[Extract]:
==================================================
Execute all lines concerning the Data class from a parameter file

All lines starting with data. will be replaced by self., so the current instance of the class will contain all the information.

Note

A rstrip() was added at the end, because of an incomprehensible bug on some systems that imagined some inexistent characters at the end of the line... Now should work

Note

A security should be added to protect from obvious attacks.

Parameters: Keyword Arguments: param (str) – Name of the parameter file structure (str) – Name of the class entries we want to execute (mainly, data, or any other likelihood) field (str) – If nothing is specified, this routine will execute all the lines corresponding to the structure parameters. If you specify a specific field, like path, only this field will be read and executed. separate (bool) – If this flag is set to True, a container class will be created for the structure field, so instead of appending to the namespace of the data instance, it will append to a sub-namespace named in the same way that the desired structure. This is used to extract custom values from the likelihoods, allowing to specify values for the likelihood directly in the parameter file.
group_parameters_in_blocks()[source]

Regroup mcmc parameters by blocks of same speed

This method divides all varying parameters from mcmc_parameters into as many categories as there are likelihoods, plus one (the slow block of cosmological parameters).

It creates the attribute block_parameters, to be used in the module mcmc.

Note

It does not compute by any mean the real speed of each parameter, instead, every parameter belonging to the same likelihood will be considered as fast as its neighbour.

Warning

It assumes that the nuisance parameters are already written sequentially, and grouped together (not necessarily in the order described in experiments). If you mix up the different nuisance parameters in the .param file, this routine will not method as intended. It also assumes that the cosmological parameters are written at the beginning of the file.

assign_over_sampling_indices()[source]

Create the list of varied parameters given the oversampling

read_version(param_file)[source]

Extract version and subversion from an existing log.param

get_mcmc_parameters(table_of_strings)[source]

Returns an ordered array of parameter names filtered by table_of_strings.

Parameters: table_of_strings (list) – List of strings whose role and status must be matched by a parameter. For instance, >>> data.get_mcmc_parameters(['varying']) ['omega_b', 'h', 'amplitude', 'other']  will return a list of all the varying parameters, both cosmological and nuisance ones (derived parameters being fixed, they wont be part of this list). Instead, >>> data.get_mcmc_parameters(['nuisance', 'varying']) ['amplitude', 'other']  will only return the nuisance parameters that are being varied.
check_for_slow_step(new_step)[source]

Check whether the value of cosmological parameters were changed, and if no, skip computation of the cosmology.

update_cosmo_arguments()[source]

Put in cosmo_arguments the current values of mcmc_parameters

This method is called at every step in the Markov chain, to update the dictionary. In the Markov chain, the scale is not remembered, so one has to apply it before giving it to the cosmological code.

Note

When you want to define new parameters in the Markov chain that do not have a one to one correspondance to a cosmological name, you can redefine its behaviour here. You will find in the source several such examples.

Note

For complex CLASS parameters, that expect a string of numbers separated with commas, you can now use the name of the argument, for instance m_ncdm, then append a double underscore and a number. So if you run with two cosmological parameters, m_ncdm__1 and m_ncdm__2, this function will automatically concatenate the two and feed class m_ncdm. You still have to make sure that the other variables are properly set, like N_ncdm to 2, in this example.
==================================================
[Data]:
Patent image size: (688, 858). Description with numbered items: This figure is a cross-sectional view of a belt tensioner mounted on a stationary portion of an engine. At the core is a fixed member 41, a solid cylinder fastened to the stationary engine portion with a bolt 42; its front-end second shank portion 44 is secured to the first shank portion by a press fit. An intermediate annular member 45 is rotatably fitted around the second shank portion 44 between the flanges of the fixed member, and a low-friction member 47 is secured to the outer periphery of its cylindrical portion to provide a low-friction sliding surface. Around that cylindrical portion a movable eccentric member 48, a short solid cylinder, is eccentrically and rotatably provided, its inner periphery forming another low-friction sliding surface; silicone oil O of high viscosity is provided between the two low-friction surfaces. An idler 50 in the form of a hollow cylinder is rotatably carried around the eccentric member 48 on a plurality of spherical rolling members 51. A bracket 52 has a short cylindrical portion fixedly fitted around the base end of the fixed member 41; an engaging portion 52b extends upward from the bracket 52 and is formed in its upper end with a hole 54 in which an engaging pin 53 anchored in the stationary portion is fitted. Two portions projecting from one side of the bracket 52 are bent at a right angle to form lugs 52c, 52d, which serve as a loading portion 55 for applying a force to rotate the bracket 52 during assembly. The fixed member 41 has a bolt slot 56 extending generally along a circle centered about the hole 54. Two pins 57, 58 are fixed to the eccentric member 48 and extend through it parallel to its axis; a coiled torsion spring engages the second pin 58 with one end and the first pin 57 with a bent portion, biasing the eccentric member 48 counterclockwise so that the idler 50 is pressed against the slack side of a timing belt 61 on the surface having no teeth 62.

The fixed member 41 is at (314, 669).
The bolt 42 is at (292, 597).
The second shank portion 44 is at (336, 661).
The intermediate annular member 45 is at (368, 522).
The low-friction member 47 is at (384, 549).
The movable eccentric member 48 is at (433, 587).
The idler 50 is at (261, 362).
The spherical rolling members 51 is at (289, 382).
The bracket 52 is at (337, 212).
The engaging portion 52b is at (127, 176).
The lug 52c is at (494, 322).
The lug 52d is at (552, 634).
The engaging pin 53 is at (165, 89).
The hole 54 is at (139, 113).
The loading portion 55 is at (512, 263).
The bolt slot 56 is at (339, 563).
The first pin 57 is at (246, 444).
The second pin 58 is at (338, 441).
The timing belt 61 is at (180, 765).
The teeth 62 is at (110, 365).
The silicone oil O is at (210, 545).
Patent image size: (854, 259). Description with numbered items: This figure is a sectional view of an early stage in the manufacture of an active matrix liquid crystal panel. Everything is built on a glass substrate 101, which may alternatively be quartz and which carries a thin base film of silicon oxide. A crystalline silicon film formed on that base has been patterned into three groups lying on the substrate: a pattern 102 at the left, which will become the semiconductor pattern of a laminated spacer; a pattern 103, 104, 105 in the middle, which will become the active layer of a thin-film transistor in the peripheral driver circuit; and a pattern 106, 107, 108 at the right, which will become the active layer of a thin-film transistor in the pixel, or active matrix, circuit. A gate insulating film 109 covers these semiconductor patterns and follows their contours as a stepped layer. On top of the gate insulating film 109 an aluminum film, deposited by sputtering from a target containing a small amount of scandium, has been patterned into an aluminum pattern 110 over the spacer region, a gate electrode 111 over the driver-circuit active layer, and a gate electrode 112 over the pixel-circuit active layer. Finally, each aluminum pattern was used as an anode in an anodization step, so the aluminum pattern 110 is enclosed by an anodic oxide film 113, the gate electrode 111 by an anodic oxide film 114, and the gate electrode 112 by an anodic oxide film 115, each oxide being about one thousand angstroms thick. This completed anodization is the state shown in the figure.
==================================================
[Required work]:
• 1. Repeat word for word the part of the documentation text from "It assumes that" to "filtered by table_of_strings.".
• 2. Copy exactly the lines of the records from the first line through the line with "The movable eccentric".
The records have no connection to the documentation text.

[Per-task answers]:
• 1.
It assumes that the nuisance parameters are already written sequentially, and grouped together (not necessarily in the order described in experiments). If you mix up the different nuisance parameters in the .param file, this routine will not method as intended. It also assumes that the cosmological parameters are written at the beginning of the file.

assign_over_sampling_indices()[source]

Create the list of varied parameters given the oversampling

read_version(param_file)[source]

Extract version and subversion from an existing log.param

get_mcmc_parameters(table_of_strings)[source]

Returns an ordered array of parameter names filtered by table_of_strings.

• 2.
Patent image size: (688, 858). Description with numbered items: This figure is a cross-sectional view of a belt tensioner mounted on a stationary portion of an engine. At the core is a fixed member 41, a solid cylinder fastened to the stationary engine portion with a bolt 42; its front-end second shank portion 44 is secured to the first shank portion by a press fit. An intermediate annular member 45 is rotatably fitted around the second shank portion 44 between the flanges of the fixed member, and a low-friction member 47 is secured to the outer periphery of its cylindrical portion to provide a low-friction sliding surface. Around that cylindrical portion a movable eccentric member 48, a short solid cylinder, is eccentrically and rotatably provided, its inner periphery forming another low-friction sliding surface; silicone oil O of high viscosity is provided between the two low-friction surfaces. An idler 50 in the form of a hollow cylinder is rotatably carried around the eccentric member 48 on a plurality of spherical rolling members 51. A bracket 52 has a short cylindrical portion fixedly fitted around the base end of the fixed member 41; an engaging portion 52b extends upward from the bracket 52 and is formed in its upper end with a hole 54 in which an engaging pin 53 anchored in the stationary portion is fitted. Two portions projecting from one side of the bracket 52 are bent at a right angle to form lugs 52c, 52d, which serve as a loading portion 55 for applying a force to rotate the bracket 52 during assembly. The fixed member 41 has a bolt slot 56 extending generally along a circle centered about the hole 54. Two pins 57, 58 are fixed to the eccentric member 48 and extend through it parallel to its axis; a coiled torsion spring engages the second pin 58 with one end and the first pin 57 with a bent portion, biasing the eccentric member 48 counterclockwise so that the idler 50 is pressed against the slack side of a timing belt 61 on the surface having no teeth 62.

The fixed member 41 is at (314, 669).
The bolt 42 is at (292, 597).
The second shank portion 44 is at (336, 661).
The intermediate annular member 45 is at (368, 522).
The low-friction member 47 is at (384, 549).
The movable eccentric member 48 is at (433, 587).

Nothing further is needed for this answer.